— Start of Task data —

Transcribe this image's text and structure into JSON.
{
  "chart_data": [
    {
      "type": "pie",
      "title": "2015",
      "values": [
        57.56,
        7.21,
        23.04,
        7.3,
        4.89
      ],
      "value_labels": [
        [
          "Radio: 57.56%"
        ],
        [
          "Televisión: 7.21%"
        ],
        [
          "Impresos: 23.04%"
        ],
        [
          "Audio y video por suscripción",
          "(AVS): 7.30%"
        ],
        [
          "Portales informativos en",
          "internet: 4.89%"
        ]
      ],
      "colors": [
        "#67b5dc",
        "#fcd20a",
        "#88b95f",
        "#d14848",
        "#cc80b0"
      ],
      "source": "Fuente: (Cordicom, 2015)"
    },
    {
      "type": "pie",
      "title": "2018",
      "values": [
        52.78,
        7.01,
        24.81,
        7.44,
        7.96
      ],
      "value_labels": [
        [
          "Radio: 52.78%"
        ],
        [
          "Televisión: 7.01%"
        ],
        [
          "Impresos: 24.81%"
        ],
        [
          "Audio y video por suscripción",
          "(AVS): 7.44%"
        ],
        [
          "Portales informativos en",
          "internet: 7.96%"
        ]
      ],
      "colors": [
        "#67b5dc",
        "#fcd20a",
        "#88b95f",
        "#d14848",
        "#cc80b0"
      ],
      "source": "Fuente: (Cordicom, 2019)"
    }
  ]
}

— End of Task data —

■ **Short task**
Send back all of the entries exactly, with nothing missing.

■ **Exercise output**
Transcribe this image's text and structure into JSON.
{
  "chart_data": [
    {
      "type": "pie",
      "title": "2015",
      "values": [
        57.56,
        7.21,
        23.04,
        7.3,
        4.89
      ],
      "value_labels": [
        [
          "Radio: 57.56%"
        ],
        [
          "Televisión: 7.21%"
        ],
        [
          "Impresos: 23.04%"
        ],
        [
          "Audio y video por suscripción",
          "(AVS): 7.30%"
        ],
        [
          "Portales informativos en",
          "internet: 4.89%"
        ]
      ],
      "colors": [
        "#67b5dc",
        "#fcd20a",
        "#88b95f",
        "#d14848",
        "#cc80b0"
      ],
      "source": "Fuente: (Cordicom, 2015)"
    },
    {
      "type": "pie",
      "title": "2018",
      "values": [
        52.78,
        7.01,
        24.81,
        7.44,
        7.96
      ],
      "value_labels": [
        [
          "Radio: 52.78%"
        ],
        [
          "Televisión: 7.01%"
        ],
        [
          "Impresos: 24.81%"
        ],
        [
          "Audio y video por suscripción",
          "(AVS): 7.44%"
        ],
        [
          "Portales informativos en",
          "internet: 7.96%"
        ]
      ],
      "colors": [
        "#67b5dc",
        "#fcd20a",
        "#88b95f",
        "#d14848",
        "#cc80b0"
      ],
      "source": "Fuente: (Cordicom, 2019)"
    }
  ]
}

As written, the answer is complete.